§ WHAT TO WORK ON
Gather up every line from the entries below that uses the word "screenshot".

* begin *

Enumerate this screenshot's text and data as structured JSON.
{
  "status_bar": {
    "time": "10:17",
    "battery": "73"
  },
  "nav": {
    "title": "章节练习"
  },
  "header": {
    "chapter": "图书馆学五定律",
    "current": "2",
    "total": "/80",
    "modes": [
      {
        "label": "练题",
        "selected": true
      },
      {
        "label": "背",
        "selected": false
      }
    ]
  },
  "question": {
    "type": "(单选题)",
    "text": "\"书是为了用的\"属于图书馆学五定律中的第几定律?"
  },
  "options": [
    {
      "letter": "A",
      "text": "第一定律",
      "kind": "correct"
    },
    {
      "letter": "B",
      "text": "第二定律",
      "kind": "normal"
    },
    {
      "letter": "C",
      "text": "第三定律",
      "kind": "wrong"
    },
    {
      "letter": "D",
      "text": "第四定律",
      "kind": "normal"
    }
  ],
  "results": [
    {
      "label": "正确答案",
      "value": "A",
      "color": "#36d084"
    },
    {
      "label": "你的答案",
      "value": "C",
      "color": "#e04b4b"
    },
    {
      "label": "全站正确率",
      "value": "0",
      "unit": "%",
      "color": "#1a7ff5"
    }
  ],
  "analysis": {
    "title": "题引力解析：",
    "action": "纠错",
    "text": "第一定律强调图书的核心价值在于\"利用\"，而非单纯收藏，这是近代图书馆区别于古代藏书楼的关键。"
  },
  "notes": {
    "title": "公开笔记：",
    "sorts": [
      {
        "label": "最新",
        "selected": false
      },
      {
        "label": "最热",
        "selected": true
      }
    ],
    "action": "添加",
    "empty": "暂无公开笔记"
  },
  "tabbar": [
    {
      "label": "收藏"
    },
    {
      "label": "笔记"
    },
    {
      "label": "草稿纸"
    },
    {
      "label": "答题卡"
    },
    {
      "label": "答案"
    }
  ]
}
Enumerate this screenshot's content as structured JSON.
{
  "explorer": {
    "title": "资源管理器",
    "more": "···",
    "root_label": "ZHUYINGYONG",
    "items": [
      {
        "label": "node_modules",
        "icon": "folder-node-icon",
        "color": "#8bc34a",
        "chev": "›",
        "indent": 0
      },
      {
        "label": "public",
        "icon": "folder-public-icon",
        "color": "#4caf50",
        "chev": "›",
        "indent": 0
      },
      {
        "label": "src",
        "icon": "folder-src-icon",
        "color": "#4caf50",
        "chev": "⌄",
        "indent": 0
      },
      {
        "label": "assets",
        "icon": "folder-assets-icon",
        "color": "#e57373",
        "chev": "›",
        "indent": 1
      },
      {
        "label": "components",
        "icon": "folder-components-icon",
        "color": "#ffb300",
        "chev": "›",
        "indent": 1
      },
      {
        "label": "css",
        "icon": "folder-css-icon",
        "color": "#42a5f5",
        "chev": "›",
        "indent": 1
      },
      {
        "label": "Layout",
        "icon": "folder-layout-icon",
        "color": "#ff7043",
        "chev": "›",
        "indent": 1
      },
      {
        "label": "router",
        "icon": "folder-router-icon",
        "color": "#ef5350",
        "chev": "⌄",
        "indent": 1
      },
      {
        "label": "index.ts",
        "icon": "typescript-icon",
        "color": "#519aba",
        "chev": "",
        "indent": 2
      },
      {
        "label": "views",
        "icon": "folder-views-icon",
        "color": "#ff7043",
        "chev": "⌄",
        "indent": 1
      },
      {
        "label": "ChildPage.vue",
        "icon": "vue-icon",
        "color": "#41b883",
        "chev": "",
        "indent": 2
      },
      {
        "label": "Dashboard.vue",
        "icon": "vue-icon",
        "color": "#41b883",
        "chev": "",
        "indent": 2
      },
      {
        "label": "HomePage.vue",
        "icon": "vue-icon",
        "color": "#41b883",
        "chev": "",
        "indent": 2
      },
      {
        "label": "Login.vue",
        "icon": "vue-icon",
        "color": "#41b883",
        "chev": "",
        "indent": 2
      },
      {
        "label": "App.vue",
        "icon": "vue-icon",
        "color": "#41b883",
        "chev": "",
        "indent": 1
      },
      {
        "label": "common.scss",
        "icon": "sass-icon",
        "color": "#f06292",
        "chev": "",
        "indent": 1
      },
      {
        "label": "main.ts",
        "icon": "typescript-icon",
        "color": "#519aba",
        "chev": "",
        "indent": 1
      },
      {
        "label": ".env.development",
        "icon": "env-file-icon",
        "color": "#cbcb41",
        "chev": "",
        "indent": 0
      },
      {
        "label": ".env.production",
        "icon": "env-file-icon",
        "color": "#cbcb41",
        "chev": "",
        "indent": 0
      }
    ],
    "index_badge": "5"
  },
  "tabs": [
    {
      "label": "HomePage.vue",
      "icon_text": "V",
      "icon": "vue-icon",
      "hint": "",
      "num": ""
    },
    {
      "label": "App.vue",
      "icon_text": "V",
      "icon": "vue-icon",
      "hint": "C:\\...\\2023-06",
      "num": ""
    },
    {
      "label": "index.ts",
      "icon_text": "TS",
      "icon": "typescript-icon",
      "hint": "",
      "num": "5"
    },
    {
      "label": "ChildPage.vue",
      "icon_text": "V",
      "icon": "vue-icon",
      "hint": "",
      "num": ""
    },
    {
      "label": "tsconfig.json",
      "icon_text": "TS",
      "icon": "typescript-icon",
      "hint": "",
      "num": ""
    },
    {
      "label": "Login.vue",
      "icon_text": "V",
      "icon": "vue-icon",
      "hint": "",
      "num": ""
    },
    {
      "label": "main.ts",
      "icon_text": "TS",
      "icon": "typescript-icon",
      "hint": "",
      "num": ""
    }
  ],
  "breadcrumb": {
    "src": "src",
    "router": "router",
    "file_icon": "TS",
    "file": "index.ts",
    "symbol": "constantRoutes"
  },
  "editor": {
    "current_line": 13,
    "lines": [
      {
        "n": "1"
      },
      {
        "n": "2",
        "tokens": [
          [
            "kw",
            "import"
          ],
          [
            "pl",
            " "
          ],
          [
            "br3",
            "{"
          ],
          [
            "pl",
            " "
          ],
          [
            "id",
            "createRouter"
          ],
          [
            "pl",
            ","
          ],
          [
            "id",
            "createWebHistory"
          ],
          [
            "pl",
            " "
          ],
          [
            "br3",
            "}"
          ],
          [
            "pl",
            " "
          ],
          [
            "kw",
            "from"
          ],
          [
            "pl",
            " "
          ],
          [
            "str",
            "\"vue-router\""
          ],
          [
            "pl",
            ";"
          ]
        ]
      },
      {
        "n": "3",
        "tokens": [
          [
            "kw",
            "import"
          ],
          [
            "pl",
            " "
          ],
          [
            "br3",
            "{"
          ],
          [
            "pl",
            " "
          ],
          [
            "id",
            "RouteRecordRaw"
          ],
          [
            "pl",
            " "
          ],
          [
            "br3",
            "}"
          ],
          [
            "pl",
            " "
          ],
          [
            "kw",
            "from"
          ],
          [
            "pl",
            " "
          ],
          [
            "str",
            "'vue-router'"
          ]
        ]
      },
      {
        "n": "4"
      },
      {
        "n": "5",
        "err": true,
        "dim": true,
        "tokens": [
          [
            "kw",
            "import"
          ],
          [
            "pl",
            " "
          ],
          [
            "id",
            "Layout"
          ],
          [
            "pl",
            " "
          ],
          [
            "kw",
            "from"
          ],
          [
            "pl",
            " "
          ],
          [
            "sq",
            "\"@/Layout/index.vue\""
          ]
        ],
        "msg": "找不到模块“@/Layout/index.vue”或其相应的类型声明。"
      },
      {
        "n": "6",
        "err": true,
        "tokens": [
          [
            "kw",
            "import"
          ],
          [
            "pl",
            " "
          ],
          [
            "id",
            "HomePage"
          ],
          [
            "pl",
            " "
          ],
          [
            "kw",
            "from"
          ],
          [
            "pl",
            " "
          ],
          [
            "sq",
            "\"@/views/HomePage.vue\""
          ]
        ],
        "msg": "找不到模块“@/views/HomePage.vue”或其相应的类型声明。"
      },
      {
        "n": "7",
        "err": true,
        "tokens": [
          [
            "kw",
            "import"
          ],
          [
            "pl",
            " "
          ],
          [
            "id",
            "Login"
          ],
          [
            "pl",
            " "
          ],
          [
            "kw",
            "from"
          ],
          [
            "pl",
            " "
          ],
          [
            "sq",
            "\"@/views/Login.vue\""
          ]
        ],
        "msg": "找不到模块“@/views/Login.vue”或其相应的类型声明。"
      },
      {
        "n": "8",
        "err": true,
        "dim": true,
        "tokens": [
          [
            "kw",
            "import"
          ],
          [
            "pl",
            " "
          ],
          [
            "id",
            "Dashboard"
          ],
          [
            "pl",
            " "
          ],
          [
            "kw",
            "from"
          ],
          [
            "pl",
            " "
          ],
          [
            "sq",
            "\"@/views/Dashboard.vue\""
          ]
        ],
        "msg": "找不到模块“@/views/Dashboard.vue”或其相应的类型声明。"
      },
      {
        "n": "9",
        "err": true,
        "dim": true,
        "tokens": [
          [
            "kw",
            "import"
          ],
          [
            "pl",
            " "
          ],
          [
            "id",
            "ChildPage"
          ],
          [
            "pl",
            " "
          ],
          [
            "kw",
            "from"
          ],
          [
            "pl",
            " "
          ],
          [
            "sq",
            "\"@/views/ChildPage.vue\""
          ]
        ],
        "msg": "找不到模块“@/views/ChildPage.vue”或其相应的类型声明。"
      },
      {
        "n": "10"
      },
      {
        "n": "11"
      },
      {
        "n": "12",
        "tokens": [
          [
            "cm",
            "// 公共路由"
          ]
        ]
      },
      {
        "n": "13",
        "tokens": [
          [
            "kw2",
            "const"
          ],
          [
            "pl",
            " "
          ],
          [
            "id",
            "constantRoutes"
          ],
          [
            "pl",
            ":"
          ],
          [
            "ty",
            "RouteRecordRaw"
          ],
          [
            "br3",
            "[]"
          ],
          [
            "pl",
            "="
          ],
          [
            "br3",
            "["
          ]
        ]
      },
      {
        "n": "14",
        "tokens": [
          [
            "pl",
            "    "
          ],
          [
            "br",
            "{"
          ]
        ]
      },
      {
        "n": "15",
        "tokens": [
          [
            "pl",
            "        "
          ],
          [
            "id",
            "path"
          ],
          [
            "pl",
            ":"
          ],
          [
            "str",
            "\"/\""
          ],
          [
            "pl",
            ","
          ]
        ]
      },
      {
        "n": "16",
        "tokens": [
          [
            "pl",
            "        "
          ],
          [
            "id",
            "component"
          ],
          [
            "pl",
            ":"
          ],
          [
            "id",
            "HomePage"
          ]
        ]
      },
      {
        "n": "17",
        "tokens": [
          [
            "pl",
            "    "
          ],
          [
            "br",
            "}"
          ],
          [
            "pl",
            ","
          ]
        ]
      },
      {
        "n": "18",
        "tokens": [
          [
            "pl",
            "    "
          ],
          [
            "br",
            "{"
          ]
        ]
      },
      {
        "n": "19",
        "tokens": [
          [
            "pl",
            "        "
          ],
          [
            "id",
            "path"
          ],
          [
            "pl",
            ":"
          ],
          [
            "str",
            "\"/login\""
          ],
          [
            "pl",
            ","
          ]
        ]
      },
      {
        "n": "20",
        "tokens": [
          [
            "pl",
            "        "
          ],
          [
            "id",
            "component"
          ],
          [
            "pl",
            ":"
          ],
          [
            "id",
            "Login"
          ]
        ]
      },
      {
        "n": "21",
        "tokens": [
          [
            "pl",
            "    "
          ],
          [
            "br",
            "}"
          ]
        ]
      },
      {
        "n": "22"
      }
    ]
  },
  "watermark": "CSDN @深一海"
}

* end *

§ OUTPUT FOR THIS EXERCISE
Enumerate this screenshot's text and data as structured JSON.
Enumerate this screenshot's content as structured JSON.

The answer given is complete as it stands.